▸ TASK STATEMENT: Write every record out again exactly, and keep images out of it.

-------- EXTRACTED INFORMATION --------

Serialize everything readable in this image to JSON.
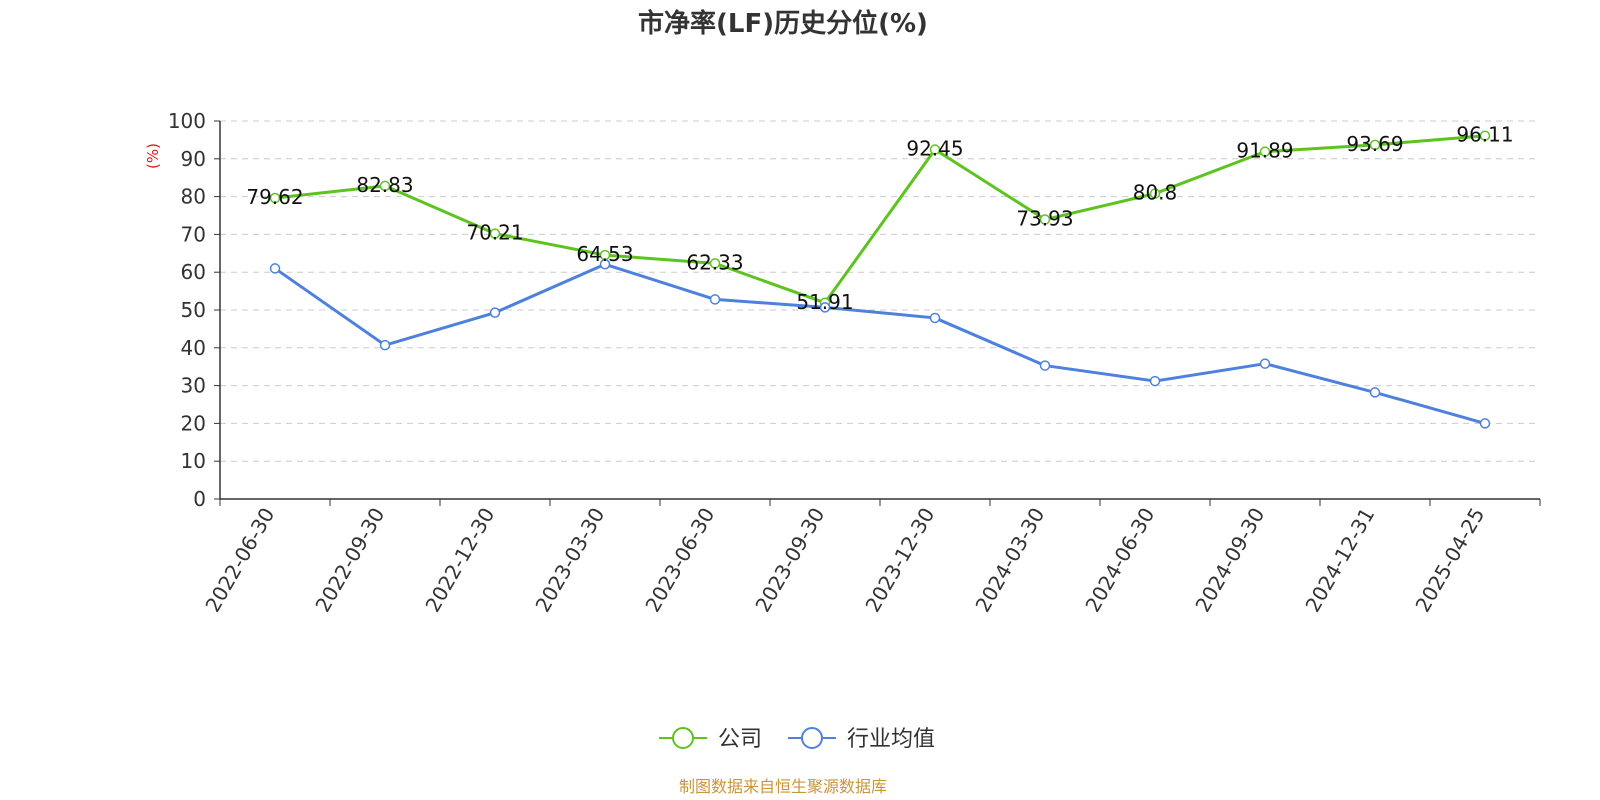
{
  "chart_data": {
    "type": "line",
    "title": "市净率(LF)历史分位(%)",
    "ylabel": "(%)",
    "xlabel": "",
    "ylim": [
      0,
      100
    ],
    "yticks": [
      0,
      10,
      20,
      30,
      40,
      50,
      60,
      70,
      80,
      90,
      100
    ],
    "grid": true,
    "legend_position": "bottom-center",
    "categories": [
      "2022-06-30",
      "2022-09-30",
      "2022-12-30",
      "2023-03-30",
      "2023-06-30",
      "2023-09-30",
      "2023-12-30",
      "2024-03-30",
      "2024-06-30",
      "2024-09-30",
      "2024-12-31",
      "2025-04-25"
    ],
    "series": [
      {
        "name": "公司",
        "color": "#5cc31f",
        "values": [
          79.62,
          82.83,
          70.21,
          64.53,
          62.33,
          51.91,
          92.45,
          73.93,
          80.8,
          91.89,
          93.69,
          96.11
        ],
        "labels": [
          "79.62",
          "82.83",
          "70.21",
          "64.53",
          "62.33",
          "51.91",
          "92.45",
          "73.93",
          "80.8",
          "91.89",
          "93.69",
          "96.11"
        ],
        "show_labels": true
      },
      {
        "name": "行业均值",
        "color": "#4e81dd",
        "values": [
          61.0,
          40.7,
          49.3,
          62.1,
          52.8,
          50.7,
          47.9,
          35.3,
          31.2,
          35.8,
          28.2,
          20.0
        ],
        "show_labels": false
      }
    ]
  },
  "source_text": "制图数据来自恒生聚源数据库",
  "colors": {
    "ylabel": "#e01b1b",
    "source": "#c9963a",
    "axis": "#333333",
    "grid": "#cccccc"
  }
}
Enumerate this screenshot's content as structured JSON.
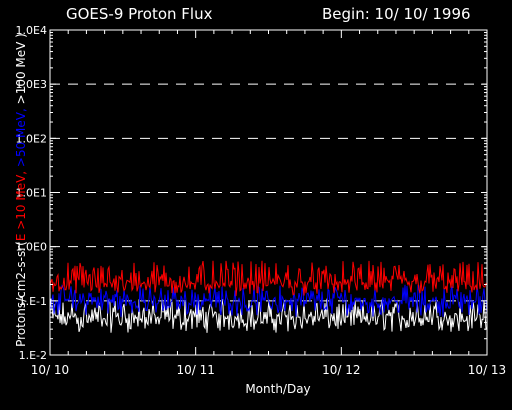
{
  "chart_data": {
    "type": "line",
    "title": "GOES-9 Proton Flux",
    "subtitle": "Begin: 10/ 10/ 1996",
    "xlabel": "Month/Day",
    "ylabel_parts": [
      {
        "text": "Protons/cm2-s-sr(",
        "color": "#ffffff"
      },
      {
        "text": "E >10 MeV, ",
        "color": "#ff0000"
      },
      {
        "text": ">50 MeV, ",
        "color": "#0000ff"
      },
      {
        "text": ">100 MeV )",
        "color": "#ffffff"
      }
    ],
    "x_ticks": [
      {
        "day": 0,
        "label": "10/ 10"
      },
      {
        "day": 1,
        "label": "10/ 11"
      },
      {
        "day": 2,
        "label": "10/ 12"
      },
      {
        "day": 3,
        "label": "10/ 13"
      }
    ],
    "xlim": [
      0,
      3
    ],
    "y_scale": "log",
    "ylim": [
      0.01,
      10000
    ],
    "y_ticks": [
      {
        "value": 0.01,
        "label": "1.E-2"
      },
      {
        "value": 0.1,
        "label": "1.E-1"
      },
      {
        "value": 1,
        "label": "1.0E0"
      },
      {
        "value": 10,
        "label": "1.0E1"
      },
      {
        "value": 100,
        "label": "1.0E2"
      },
      {
        "value": 1000,
        "label": "1.0E3"
      },
      {
        "value": 10000,
        "label": "1.0E4"
      }
    ],
    "dashed_gridlines_at": [
      0.1,
      1,
      10,
      100,
      1000
    ],
    "series": [
      {
        "energy": ">10 MeV",
        "color": "#ff0000",
        "typical": 0.22,
        "range": [
          0.12,
          0.55
        ]
      },
      {
        "energy": ">50 MeV",
        "color": "#0000ff",
        "typical": 0.1,
        "range": [
          0.05,
          0.2
        ]
      },
      {
        "energy": ">100 MeV",
        "color": "#ffffff",
        "typical": 0.05,
        "range": [
          0.025,
          0.11
        ]
      }
    ]
  }
}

--------

▸ SOLUTION TO THIS EXERCISE:
Serialize everything readable in this image to JSON.
{
  "chart_data": {
    "type": "line",
    "title": "市净率(LF)历史分位(%)",
    "ylabel": "(%)",
    "xlabel": "",
    "ylim": [
      0,
      100
    ],
    "yticks": [
      0,
      10,
      20,
      30,
      40,
      50,
      60,
      70,
      80,
      90,
      100
    ],
    "grid": true,
    "legend_position": "bottom-center",
    "categories": [
      "2022-06-30",
      "2022-09-30",
      "2022-12-30",
      "2023-03-30",
      "2023-06-30",
      "2023-09-30",
      "2023-12-30",
      "2024-03-30",
      "2024-06-30",
      "2024-09-30",
      "2024-12-31",
      "2025-04-25"
    ],
    "series": [
      {
        "name": "公司",
        "color": "#5cc31f",
        "values": [
          79.62,
          82.83,
          70.21,
          64.53,
          62.33,
          51.91,
          92.45,
          73.93,
          80.8,
          91.89,
          93.69,
          96.11
        ],
        "labels": [
          "79.62",
          "82.83",
          "70.21",
          "64.53",
          "62.33",
          "51.91",
          "92.45",
          "73.93",
          "80.8",
          "91.89",
          "93.69",
          "96.11"
        ],
        "show_labels": true
      },
      {
        "name": "行业均值",
        "color": "#4e81dd",
        "values": [
          61.0,
          40.7,
          49.3,
          62.1,
          52.8,
          50.7,
          47.9,
          35.3,
          31.2,
          35.8,
          28.2,
          20.0
        ],
        "show_labels": false
      }
    ]
  },
  "source_text": "制图数据来自恒生聚源数据库",
  "colors": {
    "ylabel": "#e01b1b",
    "source": "#c9963a",
    "axis": "#333333",
    "grid": "#cccccc"
  }
}
Enumerate this screenshot's content as structured JSON.
{
  "chart_data": {
    "type": "line",
    "title": "GOES-9 Proton Flux",
    "subtitle": "Begin: 10/ 10/ 1996",
    "xlabel": "Month/Day",
    "ylabel_parts": [
      {
        "text": "Protons/cm2-s-sr(",
        "color": "#ffffff"
      },
      {
        "text": "E >10 MeV, ",
        "color": "#ff0000"
      },
      {
        "text": ">50 MeV, ",
        "color": "#0000ff"
      },
      {
        "text": ">100 MeV )",
        "color": "#ffffff"
      }
    ],
    "x_ticks": [
      {
        "day": 0,
        "label": "10/ 10"
      },
      {
        "day": 1,
        "label": "10/ 11"
      },
      {
        "day": 2,
        "label": "10/ 12"
      },
      {
        "day": 3,
        "label": "10/ 13"
      }
    ],
    "xlim": [
      0,
      3
    ],
    "y_scale": "log",
    "ylim": [
      0.01,
      10000
    ],
    "y_ticks": [
      {
        "value": 0.01,
        "label": "1.E-2"
      },
      {
        "value": 0.1,
        "label": "1.E-1"
      },
      {
        "value": 1,
        "label": "1.0E0"
      },
      {
        "value": 10,
        "label": "1.0E1"
      },
      {
        "value": 100,
        "label": "1.0E2"
      },
      {
        "value": 1000,
        "label": "1.0E3"
      },
      {
        "value": 10000,
        "label": "1.0E4"
      }
    ],
    "dashed_gridlines_at": [
      0.1,
      1,
      10,
      100,
      1000
    ],
    "series": [
      {
        "energy": ">10 MeV",
        "color": "#ff0000",
        "typical": 0.22,
        "range": [
          0.12,
          0.55
        ]
      },
      {
        "energy": ">50 MeV",
        "color": "#0000ff",
        "typical": 0.1,
        "range": [
          0.05,
          0.2
        ]
      },
      {
        "energy": ">100 MeV",
        "color": "#ffffff",
        "typical": 0.05,
        "range": [
          0.025,
          0.11
        ]
      }
    ]
  }
}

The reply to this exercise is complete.